Text passage →
WI: Johnny Carson Worked Up to the End

Carson retired in 1992, amid a growing Shakespearean intrigue behind the scenes at NBC. Said matter lead to the Late Night Wars with Letterman leaving for CBS, and Leno taking over the Tonight Show amid bad will which, while it diminished over decades, lingered in the background and erupted in similar fashion when Conan O'Brien took over the Tonight Show. Carson had been an institution. His power on the public and his power at NBC was astounding, and something another host has not been able to approach. The threat of Carson leaving, up until 1992, could undo whole corporate administrations at NBC. And he understood and used that power. Though challenged by the emergence of Arsenio Hall, he was never usurped. And though aging, he was not diminishing.

Critically, the general consensus is that there has never been another host like Johnny Carson. That may be a matter that Carson stayed on for so long that when he left, there was no one groomed and experienced enough to truly replace him. All hosts are compared to Carson, and generally found wanting for the comparison. Carson lived for over a decade after his retirement. And that leads to the question at hand. What if Carson had remained with the Tonight Show up till the end, when he discovered he was terminally ill in the early 2000s?
 
Had Carson stayed at NBC till the very end...

Maybe Letterman still goes to CBS, while Leno either goes to Fox or sticks with stand up and Doritos commercials?
 
Had Carson stayed at NBC till the very end...

Maybe Letterman still goes to CBS, while Leno either goes to Fox or sticks with stand up and Doritos commercials?

Given instruction A → From the entries, copy out the lines verbatim, starting at the line containing "menu-icon[interactable] xyxy=(886,92,910,112)" and ending after the line containing "brand-name: Bitget Wallet".

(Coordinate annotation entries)
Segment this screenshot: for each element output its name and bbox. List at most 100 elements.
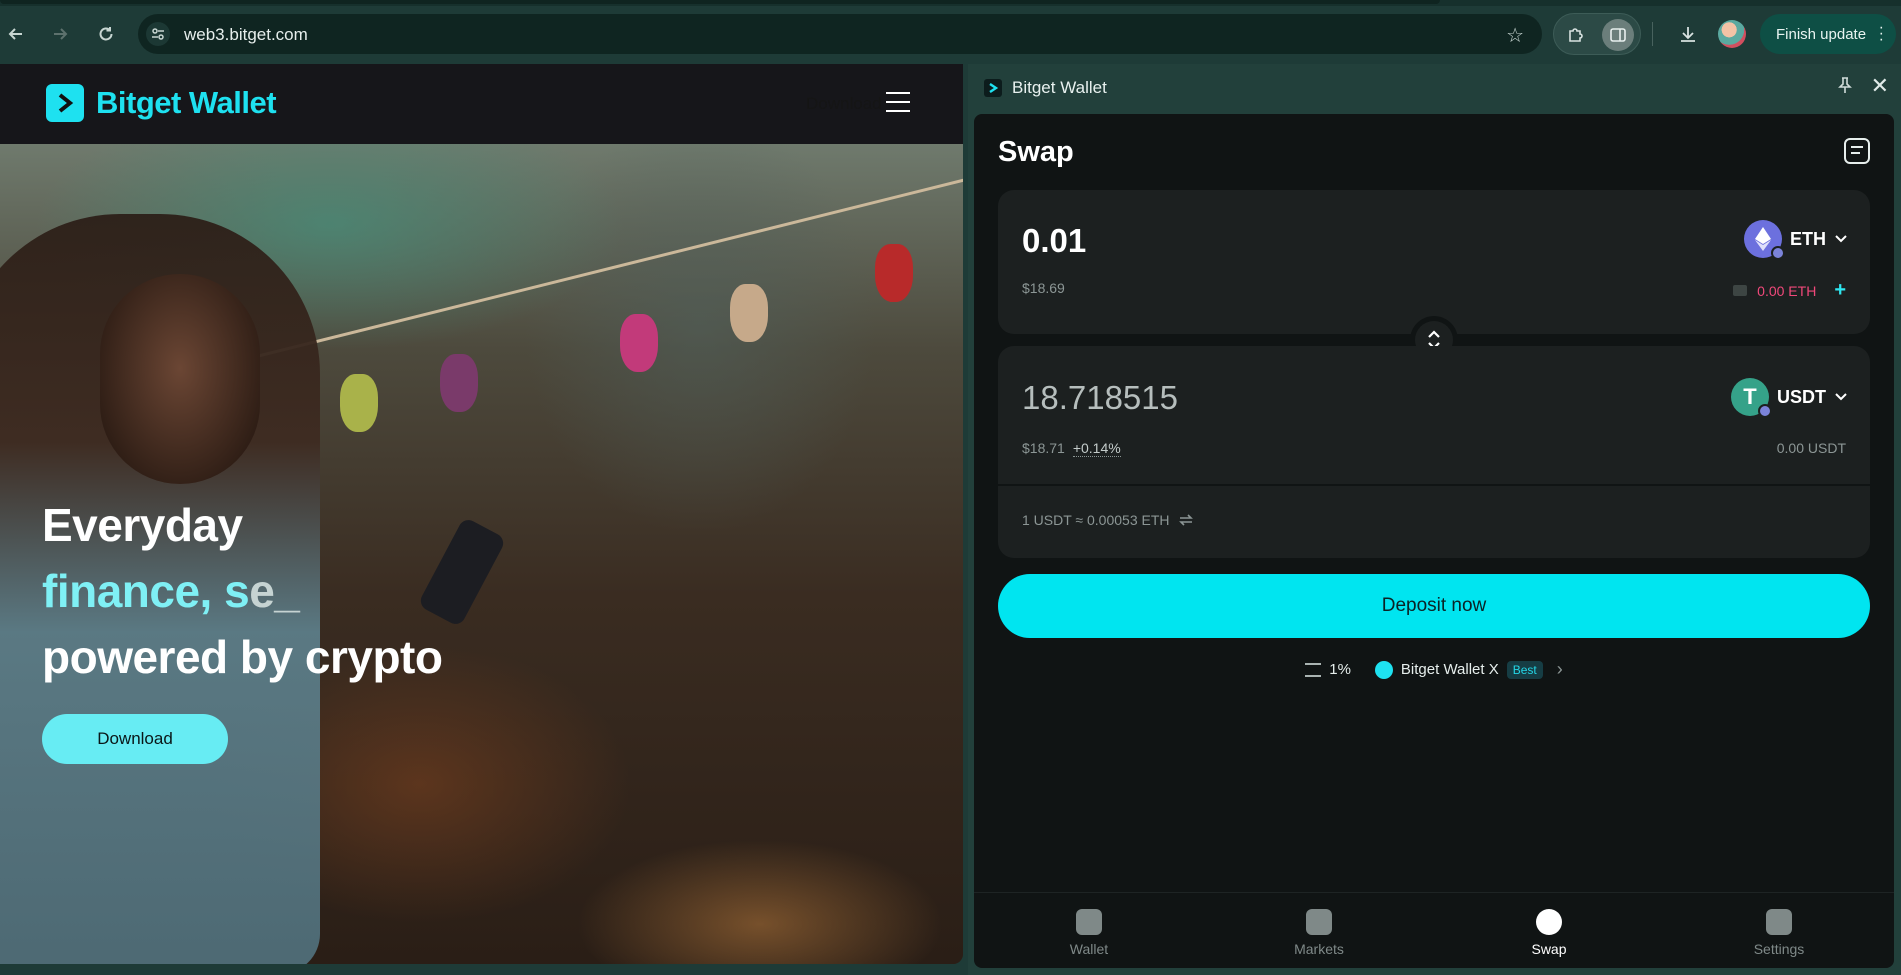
menu-icon[interactable] xyxy=(886,92,910,112)
decorative-bag xyxy=(440,354,478,412)
nav-swap[interactable]: Swap xyxy=(1434,893,1664,968)
chevron-down-icon xyxy=(1835,235,1847,243)
website-viewport: Bitget Wallet Download Everyday finance,… xyxy=(0,64,963,964)
deposit-now-button[interactable]: Deposit now xyxy=(998,574,1870,638)
pin-icon[interactable] xyxy=(1837,76,1853,99)
hero-banner: Everyday finance, se_ powered by crypto … xyxy=(0,144,963,964)
nav-wallet[interactable]: Wallet xyxy=(974,893,1204,968)
settings-icon xyxy=(1766,909,1792,935)
side-panel-button[interactable] xyxy=(1602,19,1634,51)
decorative-bag xyxy=(730,284,768,342)
forward-button[interactable] xyxy=(44,18,76,50)
finish-update-label: Finish update xyxy=(1776,25,1867,43)
chart-icon xyxy=(1306,909,1332,935)
exchange-rate-row: 1 USDT ≈ 0.00053 ETH xyxy=(1022,512,1194,528)
arrow-left-icon xyxy=(8,28,22,40)
downloads-button[interactable] xyxy=(1672,18,1704,50)
decorative-bag xyxy=(875,244,913,302)
brand-name: Bitget Wallet xyxy=(96,85,277,120)
order-history-icon[interactable] xyxy=(1844,138,1870,164)
headline-line-3: powered by crypto xyxy=(42,631,443,683)
tab-strip-line xyxy=(0,0,1440,4)
price-impact[interactable]: +0.14% xyxy=(1072,440,1121,457)
bookmark-star-icon[interactable]: ☆ xyxy=(1506,23,1524,48)
extensions-group xyxy=(1553,13,1641,55)
browser-side-panel: Bitget Wallet ✕ Swap 0.01 $18.69 ETH 0.0… xyxy=(968,64,1901,975)
bottom-nav: Wallet Markets Swap Settings xyxy=(974,892,1894,968)
bitget-wallet-icon xyxy=(984,79,1002,97)
hero-download-button[interactable]: Download xyxy=(42,714,228,764)
profile-avatar[interactable] xyxy=(1718,20,1746,48)
from-token-card: 0.01 $18.69 ETH 0.00 ETH + xyxy=(998,190,1870,334)
more-vert-icon: · · · xyxy=(1878,19,1884,48)
site-header: Bitget Wallet Download xyxy=(0,64,963,144)
tab-strip xyxy=(0,0,1901,6)
side-panel-title: Bitget Wallet xyxy=(1012,78,1107,97)
to-token-selector[interactable]: T USDT xyxy=(1731,378,1848,418)
swap-title: Swap xyxy=(998,136,1074,168)
nav-settings[interactable]: Settings xyxy=(1664,893,1894,968)
chevron-down-icon xyxy=(1835,393,1847,401)
arrow-right-icon xyxy=(54,28,68,40)
reload-button[interactable] xyxy=(90,18,122,50)
headline-typed-text: finance, s xyxy=(42,565,250,617)
to-usd-value: $18.71 xyxy=(1022,440,1065,456)
nav-label: Settings xyxy=(1753,941,1805,957)
from-balance: 0.00 ETH + xyxy=(1733,279,1846,302)
best-badge: Best xyxy=(1506,660,1543,679)
url-text: web3.bitget.com xyxy=(184,25,308,44)
from-token-selector[interactable]: ETH xyxy=(1744,220,1848,260)
address-bar[interactable]: web3.bitget.com ☆ xyxy=(138,14,1542,54)
back-button[interactable] xyxy=(0,18,32,50)
reload-icon xyxy=(99,27,113,41)
to-balance: 0.00 USDT xyxy=(1777,440,1846,456)
provider-name: Bitget Wallet X xyxy=(1400,661,1499,678)
slippage-value: 1% xyxy=(1329,661,1351,678)
slippage-icon xyxy=(1305,662,1322,677)
site-info-icon[interactable] xyxy=(146,22,170,46)
hero-phone-image xyxy=(417,516,507,628)
route-info-row[interactable]: 1% Bitget Wallet X Best › xyxy=(974,659,1894,680)
from-amount-input[interactable]: 0.01 xyxy=(1022,222,1086,260)
headline-line-1: Everyday xyxy=(42,499,243,551)
card-divider xyxy=(998,484,1870,486)
chevron-right-icon: › xyxy=(1556,659,1563,679)
nav-label: Markets xyxy=(1294,941,1344,957)
chain-badge-icon xyxy=(1758,404,1772,418)
to-usd-row: $18.71 +0.14% xyxy=(1022,440,1121,457)
add-funds-icon[interactable]: + xyxy=(1834,279,1846,302)
extensions-button[interactable] xyxy=(1560,19,1592,51)
finish-update-button[interactable]: Finish update · · · xyxy=(1760,14,1896,54)
eth-icon xyxy=(1744,220,1785,260)
decorative-bag xyxy=(340,374,378,432)
side-panel-header: Bitget Wallet xyxy=(984,78,1107,98)
headline-line-2: finance, se_ xyxy=(42,558,300,624)
to-balance-value: 0.00 USDT xyxy=(1776,440,1846,456)
to-token-card: 18.718515 $18.71 +0.14% T USDT 0.00 USDT … xyxy=(998,346,1870,558)
nav-markets[interactable]: Markets xyxy=(1204,893,1434,968)
hero-face-image xyxy=(100,274,260,484)
toolbar-separator xyxy=(1652,22,1653,46)
wallet-swap-screen: Swap 0.01 $18.69 ETH 0.00 ETH + 18.71851… xyxy=(974,114,1894,968)
from-balance-value: 0.00 ETH xyxy=(1757,282,1817,299)
header-download-link[interactable]: Download xyxy=(806,94,882,114)
from-token-symbol: ETH xyxy=(1790,228,1826,249)
bitget-logo[interactable]: Bitget Wallet xyxy=(46,84,277,122)
wallet-icon xyxy=(1076,909,1102,935)
chain-badge-icon xyxy=(1771,246,1785,260)
nav-label: Swap xyxy=(1531,941,1567,957)
provider-icon xyxy=(1374,660,1393,679)
close-icon[interactable]: ✕ xyxy=(1871,73,1889,99)
to-amount-output: 18.718515 xyxy=(1022,379,1178,416)
nav-label: Wallet xyxy=(1069,941,1109,957)
headline-typing-cursor: e_ xyxy=(249,565,300,617)
side-panel-icon xyxy=(1610,28,1626,42)
bitget-logo-icon xyxy=(46,84,84,122)
tune-icon xyxy=(152,28,164,40)
usdt-icon: T xyxy=(1731,378,1772,418)
from-usd-value: $18.69 xyxy=(1022,280,1065,296)
puzzle-icon xyxy=(1569,28,1583,42)
refresh-rate-icon[interactable] xyxy=(1178,513,1194,527)
wallet-balance-icon xyxy=(1733,285,1748,296)
exchange-rate: 1 USDT ≈ 0.00053 ETH xyxy=(1022,512,1170,528)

Given instruction B → Render this sentence from the passage on Johnny Carson into Spanish: "Carson lived for over a decade after his retirement."

Exercise solution A →
menu-icon[interactable] xyxy=(886,92,910,112)
decorative-bag xyxy=(440,354,478,412)
nav-swap[interactable]: Swap xyxy=(1434,893,1664,968)
chevron-down-icon xyxy=(1835,235,1847,243)
website-viewport: Bitget Wallet Download Everyday finance,… xyxy=(0,64,963,964)
deposit-now-button[interactable]: Deposit now xyxy=(998,574,1870,638)
pin-icon[interactable] xyxy=(1837,76,1853,99)
hero-banner: Everyday finance, se_ powered by crypto … xyxy=(0,144,963,964)
nav-wallet[interactable]: Wallet xyxy=(974,893,1204,968)
settings-icon xyxy=(1766,909,1792,935)
side-panel-button[interactable] xyxy=(1602,19,1634,51)
decorative-bag xyxy=(730,284,768,342)
forward-button[interactable] xyxy=(44,18,76,50)
finish-update-label: Finish update xyxy=(1776,25,1867,43)
chart-icon xyxy=(1306,909,1332,935)
exchange-rate-row: 1 USDT ≈ 0.00053 ETH xyxy=(1022,512,1194,528)
arrow-left-icon xyxy=(8,28,22,40)
downloads-button[interactable] xyxy=(1672,18,1704,50)
decorative-bag xyxy=(875,244,913,302)
brand-name: Bitget Wallet xyxy=(96,85,277,120)

Exercise solution B → Carson vivió más de una década después de su retiro.